++++ PROVIDED RECORDS

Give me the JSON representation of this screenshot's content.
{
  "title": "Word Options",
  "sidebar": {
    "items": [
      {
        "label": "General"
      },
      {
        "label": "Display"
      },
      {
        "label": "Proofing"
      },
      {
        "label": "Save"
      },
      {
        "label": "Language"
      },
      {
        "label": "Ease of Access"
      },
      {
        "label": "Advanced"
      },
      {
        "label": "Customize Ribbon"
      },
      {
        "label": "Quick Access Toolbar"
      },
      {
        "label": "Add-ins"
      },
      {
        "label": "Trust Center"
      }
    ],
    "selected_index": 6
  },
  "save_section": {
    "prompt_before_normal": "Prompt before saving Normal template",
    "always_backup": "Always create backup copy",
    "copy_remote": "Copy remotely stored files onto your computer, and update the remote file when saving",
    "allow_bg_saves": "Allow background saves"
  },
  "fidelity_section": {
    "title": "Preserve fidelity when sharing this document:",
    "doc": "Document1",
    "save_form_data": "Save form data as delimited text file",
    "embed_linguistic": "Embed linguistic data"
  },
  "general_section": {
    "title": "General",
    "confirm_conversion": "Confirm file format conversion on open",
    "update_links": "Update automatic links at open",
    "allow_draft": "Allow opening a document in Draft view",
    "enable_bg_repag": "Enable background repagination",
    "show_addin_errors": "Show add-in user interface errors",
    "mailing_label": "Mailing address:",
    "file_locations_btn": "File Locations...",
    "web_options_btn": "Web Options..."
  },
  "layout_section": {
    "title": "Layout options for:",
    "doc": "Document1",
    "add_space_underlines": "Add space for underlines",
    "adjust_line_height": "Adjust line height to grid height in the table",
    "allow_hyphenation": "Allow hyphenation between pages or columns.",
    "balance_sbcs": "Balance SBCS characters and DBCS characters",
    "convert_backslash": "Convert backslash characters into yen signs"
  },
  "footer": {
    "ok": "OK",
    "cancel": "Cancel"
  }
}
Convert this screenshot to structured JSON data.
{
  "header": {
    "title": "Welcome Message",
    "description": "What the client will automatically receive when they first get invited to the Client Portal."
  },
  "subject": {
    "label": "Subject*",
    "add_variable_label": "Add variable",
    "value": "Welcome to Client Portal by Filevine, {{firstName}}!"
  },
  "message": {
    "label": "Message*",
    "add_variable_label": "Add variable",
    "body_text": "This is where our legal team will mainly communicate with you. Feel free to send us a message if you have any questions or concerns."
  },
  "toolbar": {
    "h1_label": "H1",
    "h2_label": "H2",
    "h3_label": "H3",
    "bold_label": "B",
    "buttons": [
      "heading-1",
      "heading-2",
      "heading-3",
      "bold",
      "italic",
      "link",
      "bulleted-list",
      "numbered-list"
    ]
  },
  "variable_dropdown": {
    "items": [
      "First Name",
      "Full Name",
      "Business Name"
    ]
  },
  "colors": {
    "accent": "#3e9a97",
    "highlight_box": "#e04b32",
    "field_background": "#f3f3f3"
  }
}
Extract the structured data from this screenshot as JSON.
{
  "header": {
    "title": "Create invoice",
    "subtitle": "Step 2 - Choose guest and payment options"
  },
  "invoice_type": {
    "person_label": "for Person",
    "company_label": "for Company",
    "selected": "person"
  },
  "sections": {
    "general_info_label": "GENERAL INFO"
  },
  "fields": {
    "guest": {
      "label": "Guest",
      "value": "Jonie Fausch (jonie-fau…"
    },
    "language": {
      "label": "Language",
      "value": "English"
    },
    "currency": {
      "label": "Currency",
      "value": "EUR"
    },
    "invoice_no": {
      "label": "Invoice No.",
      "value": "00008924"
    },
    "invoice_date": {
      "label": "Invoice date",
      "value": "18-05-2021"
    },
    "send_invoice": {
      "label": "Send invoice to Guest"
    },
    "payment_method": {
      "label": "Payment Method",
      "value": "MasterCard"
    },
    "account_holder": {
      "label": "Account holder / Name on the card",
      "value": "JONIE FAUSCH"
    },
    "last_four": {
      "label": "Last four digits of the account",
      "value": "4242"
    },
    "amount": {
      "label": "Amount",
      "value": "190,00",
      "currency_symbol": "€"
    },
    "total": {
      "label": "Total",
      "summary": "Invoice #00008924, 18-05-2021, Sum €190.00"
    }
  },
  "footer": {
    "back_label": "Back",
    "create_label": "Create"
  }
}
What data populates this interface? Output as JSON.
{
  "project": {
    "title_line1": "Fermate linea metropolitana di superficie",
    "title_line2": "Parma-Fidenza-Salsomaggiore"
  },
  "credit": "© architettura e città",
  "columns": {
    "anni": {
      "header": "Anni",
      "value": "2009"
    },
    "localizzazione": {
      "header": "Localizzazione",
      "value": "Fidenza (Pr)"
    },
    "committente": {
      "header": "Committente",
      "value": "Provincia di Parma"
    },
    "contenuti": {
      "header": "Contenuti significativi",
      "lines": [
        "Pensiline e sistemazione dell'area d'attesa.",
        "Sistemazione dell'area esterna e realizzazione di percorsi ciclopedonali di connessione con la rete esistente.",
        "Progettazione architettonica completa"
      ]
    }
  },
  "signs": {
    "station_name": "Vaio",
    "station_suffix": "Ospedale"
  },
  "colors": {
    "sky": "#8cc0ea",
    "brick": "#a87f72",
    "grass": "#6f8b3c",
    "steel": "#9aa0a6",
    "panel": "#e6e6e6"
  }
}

++++++++

Output each entry precisely as given.

Give me the JSON representation of this screenshot's content.
{
  "title": "Word Options",
  "sidebar": {
    "items": [
      {
        "label": "General"
      },
      {
        "label": "Display"
      },
      {
        "label": "Proofing"
      },
      {
        "label": "Save"
      },
      {
        "label": "Language"
      },
      {
        "label": "Ease of Access"
      },
      {
        "label": "Advanced"
      },
      {
        "label": "Customize Ribbon"
      },
      {
        "label": "Quick Access Toolbar"
      },
      {
        "label": "Add-ins"
      },
      {
        "label": "Trust Center"
      }
    ],
    "selected_index": 6
  },
  "save_section": {
    "prompt_before_normal": "Prompt before saving Normal template",
    "always_backup": "Always create backup copy",
    "copy_remote": "Copy remotely stored files onto your computer, and update the remote file when saving",
    "allow_bg_saves": "Allow background saves"
  },
  "fidelity_section": {
    "title": "Preserve fidelity when sharing this document:",
    "doc": "Document1",
    "save_form_data": "Save form data as delimited text file",
    "embed_linguistic": "Embed linguistic data"
  },
  "general_section": {
    "title": "General",
    "confirm_conversion": "Confirm file format conversion on open",
    "update_links": "Update automatic links at open",
    "allow_draft": "Allow opening a document in Draft view",
    "enable_bg_repag": "Enable background repagination",
    "show_addin_errors": "Show add-in user interface errors",
    "mailing_label": "Mailing address:",
    "file_locations_btn": "File Locations...",
    "web_options_btn": "Web Options..."
  },
  "layout_section": {
    "title": "Layout options for:",
    "doc": "Document1",
    "add_space_underlines": "Add space for underlines",
    "adjust_line_height": "Adjust line height to grid height in the table",
    "allow_hyphenation": "Allow hyphenation between pages or columns.",
    "balance_sbcs": "Balance SBCS characters and DBCS characters",
    "convert_backslash": "Convert backslash characters into yen signs"
  },
  "footer": {
    "ok": "OK",
    "cancel": "Cancel"
  }
}
Convert this screenshot to structured JSON data.
{
  "header": {
    "title": "Welcome Message",
    "description": "What the client will automatically receive when they first get invited to the Client Portal."
  },
  "subject": {
    "label": "Subject*",
    "add_variable_label": "Add variable",
    "value": "Welcome to Client Portal by Filevine, {{firstName}}!"
  },
  "message": {
    "label": "Message*",
    "add_variable_label": "Add variable",
    "body_text": "This is where our legal team will mainly communicate with you. Feel free to send us a message if you have any questions or concerns."
  },
  "toolbar": {
    "h1_label": "H1",
    "h2_label": "H2",
    "h3_label": "H3",
    "bold_label": "B",
    "buttons": [
      "heading-1",
      "heading-2",
      "heading-3",
      "bold",
      "italic",
      "link",
      "bulleted-list",
      "numbered-list"
    ]
  },
  "variable_dropdown": {
    "items": [
      "First Name",
      "Full Name",
      "Business Name"
    ]
  },
  "colors": {
    "accent": "#3e9a97",
    "highlight_box": "#e04b32",
    "field_background": "#f3f3f3"
  }
}
Extract the structured data from this screenshot as JSON.
{
  "header": {
    "title": "Create invoice",
    "subtitle": "Step 2 - Choose guest and payment options"
  },
  "invoice_type": {
    "person_label": "for Person",
    "company_label": "for Company",
    "selected": "person"
  },
  "sections": {
    "general_info_label": "GENERAL INFO"
  },
  "fields": {
    "guest": {
      "label": "Guest",
      "value": "Jonie Fausch (jonie-fau…"
    },
    "language": {
      "label": "Language",
      "value": "English"
    },
    "currency": {
      "label": "Currency",
      "value": "EUR"
    },
    "invoice_no": {
      "label": "Invoice No.",
      "value": "00008924"
    },
    "invoice_date": {
      "label": "Invoice date",
      "value": "18-05-2021"
    },
    "send_invoice": {
      "label": "Send invoice to Guest"
    },
    "payment_method": {
      "label": "Payment Method",
      "value": "MasterCard"
    },
    "account_holder": {
      "label": "Account holder / Name on the card",
      "value": "JONIE FAUSCH"
    },
    "last_four": {
      "label": "Last four digits of the account",
      "value": "4242"
    },
    "amount": {
      "label": "Amount",
      "value": "190,00",
      "currency_symbol": "€"
    },
    "total": {
      "label": "Total",
      "summary": "Invoice #00008924, 18-05-2021, Sum €190.00"
    }
  },
  "footer": {
    "back_label": "Back",
    "create_label": "Create"
  }
}
What data populates this interface? Output as JSON.
{
  "project": {
    "title_line1": "Fermate linea metropolitana di superficie",
    "title_line2": "Parma-Fidenza-Salsomaggiore"
  },
  "credit": "© architettura e città",
  "columns": {
    "anni": {
      "header": "Anni",
      "value": "2009"
    },
    "localizzazione": {
      "header": "Localizzazione",
      "value": "Fidenza (Pr)"
    },
    "committente": {
      "header": "Committente",
      "value": "Provincia di Parma"
    },
    "contenuti": {
      "header": "Contenuti significativi",
      "lines": [
        "Pensiline e sistemazione dell'area d'attesa.",
        "Sistemazione dell'area esterna e realizzazione di percorsi ciclopedonali di connessione con la rete esistente.",
        "Progettazione architettonica completa"
      ]
    }
  },
  "signs": {
    "station_name": "Vaio",
    "station_suffix": "Ospedale"
  },
  "colors": {
    "sky": "#8cc0ea",
    "brick": "#a87f72",
    "grass": "#6f8b3c",
    "steel": "#9aa0a6",
    "panel": "#e6e6e6"
  }
}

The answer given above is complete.